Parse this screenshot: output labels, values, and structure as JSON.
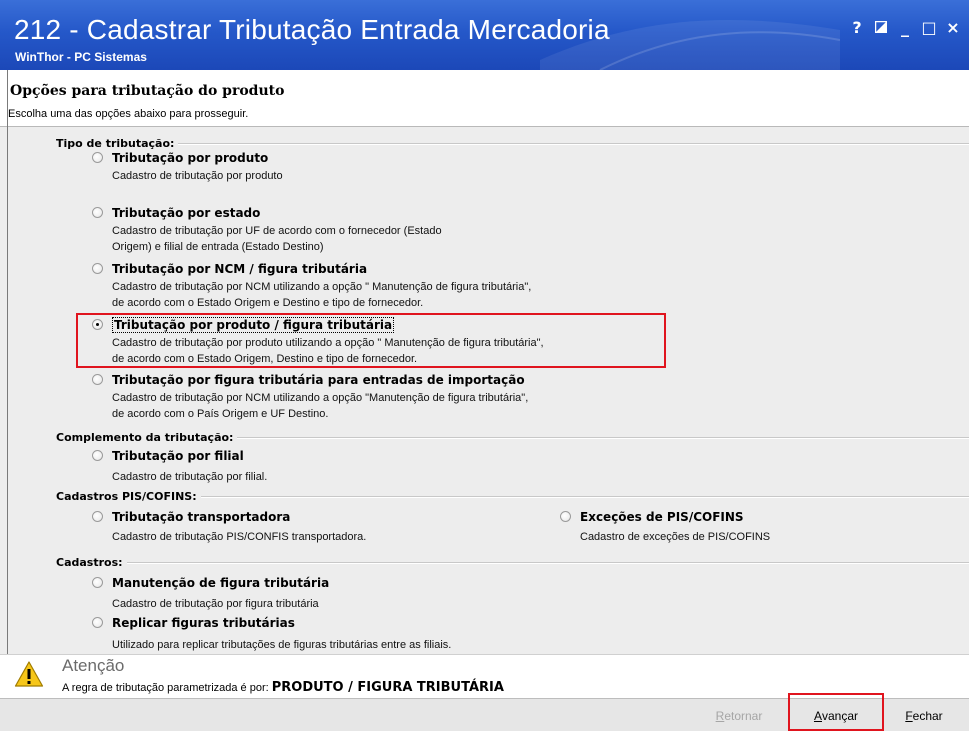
{
  "window": {
    "title": "212 - Cadastrar Tributação Entrada Mercadoria",
    "subtitle": "WinThor - PC Sistemas",
    "controls": {
      "help": "?",
      "restore": "◩",
      "minimize": "_",
      "maximize": "□",
      "close": "×"
    }
  },
  "header": {
    "title": "Opções para tributação do produto",
    "subtitle": "Escolha uma das opções abaixo para prosseguir."
  },
  "groups": {
    "tipo": "Tipo de tributação:",
    "complemento": "Complemento da tributação:",
    "pis": "Cadastros PIS/COFINS:",
    "cadastros": "Cadastros:"
  },
  "options": {
    "por_produto": {
      "label": "Tributação por produto",
      "desc1": "Cadastro de tributação por produto",
      "selected": false
    },
    "por_estado": {
      "label": "Tributação por estado",
      "desc1": "Cadastro de tributação por UF de acordo com o fornecedor (Estado",
      "desc2": "Origem) e filial de entrada (Estado Destino)",
      "selected": false
    },
    "por_ncm": {
      "label": "Tributação por NCM / figura tributária",
      "desc1": "Cadastro de tributação por NCM utilizando a opção \" Manutenção de figura tributária\",",
      "desc2": "de acordo com o Estado Origem e Destino e tipo de fornecedor.",
      "selected": false
    },
    "por_produto_figura": {
      "label": "Tributação por produto / figura tributária",
      "desc1": "Cadastro de tributação por produto utilizando a opção \" Manutenção de figura tributária\",",
      "desc2": "de acordo com o Estado Origem, Destino e tipo de fornecedor.",
      "selected": true
    },
    "importacao": {
      "label": "Tributação por figura tributária para entradas de importação",
      "desc1": "Cadastro de tributação por NCM utilizando a opção \"Manutenção de figura tributária\",",
      "desc2": "de acordo com o País Origem e UF Destino.",
      "selected": false
    },
    "por_filial": {
      "label": "Tributação por filial",
      "desc1": "Cadastro de tributação por filial.",
      "selected": false
    },
    "transportadora": {
      "label": "Tributação  transportadora",
      "desc1": "Cadastro de tributação PIS/CONFIS transportadora.",
      "selected": false
    },
    "excecoes_pis": {
      "label": "Exceções de PIS/COFINS",
      "desc1": "Cadastro de exceções de PIS/COFINS",
      "selected": false
    },
    "manutencao_figura": {
      "label": "Manutenção de figura tributária",
      "desc1": "Cadastro de tributação por figura tributária",
      "selected": false
    },
    "replicar_figuras": {
      "label": "Replicar figuras tributárias",
      "desc1": "Utilizado para replicar tributações de figuras tributárias entre as filiais.",
      "selected": false
    }
  },
  "attention": {
    "title": "Atenção",
    "text": "A regra de tributação parametrizada é por: ",
    "value": "PRODUTO / FIGURA TRIBUTÁRIA"
  },
  "footer": {
    "back": "Retornar",
    "next": "Avançar",
    "close": "Fechar"
  },
  "colors": {
    "titlebar": "#2558c9",
    "highlight": "#e0141e",
    "panel": "#ededed"
  }
}
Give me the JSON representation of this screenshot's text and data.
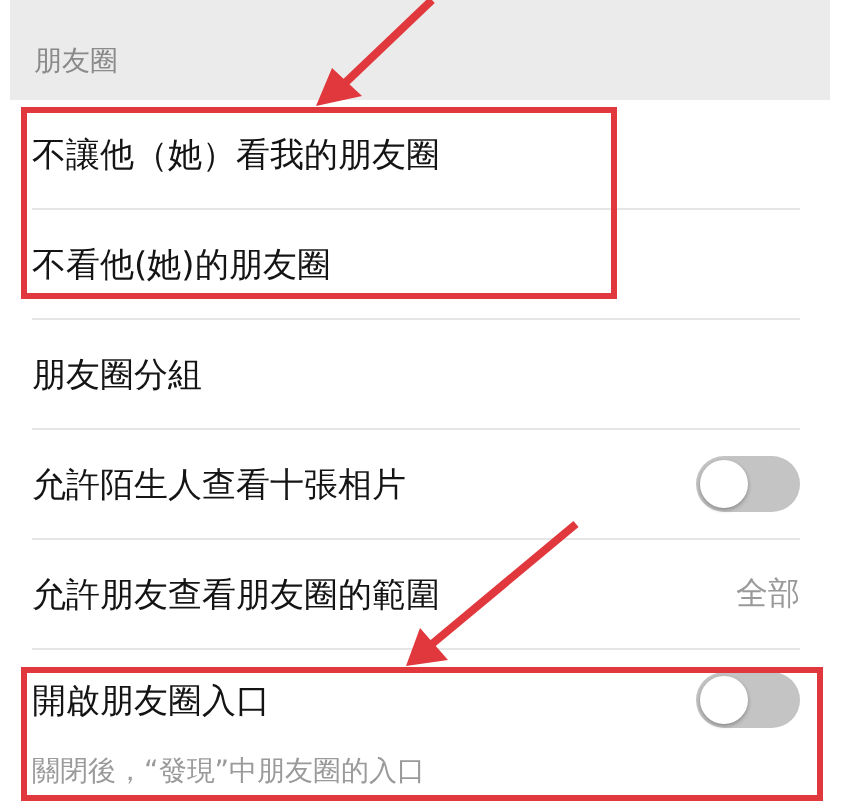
◇ ◇ ◇ ◇ ◇ ◇ ◇
**WHAT THIS TASK INVOLVES:**
Find every line containing the word "opção", then give the total and nothing more.

**ANSWER:**
3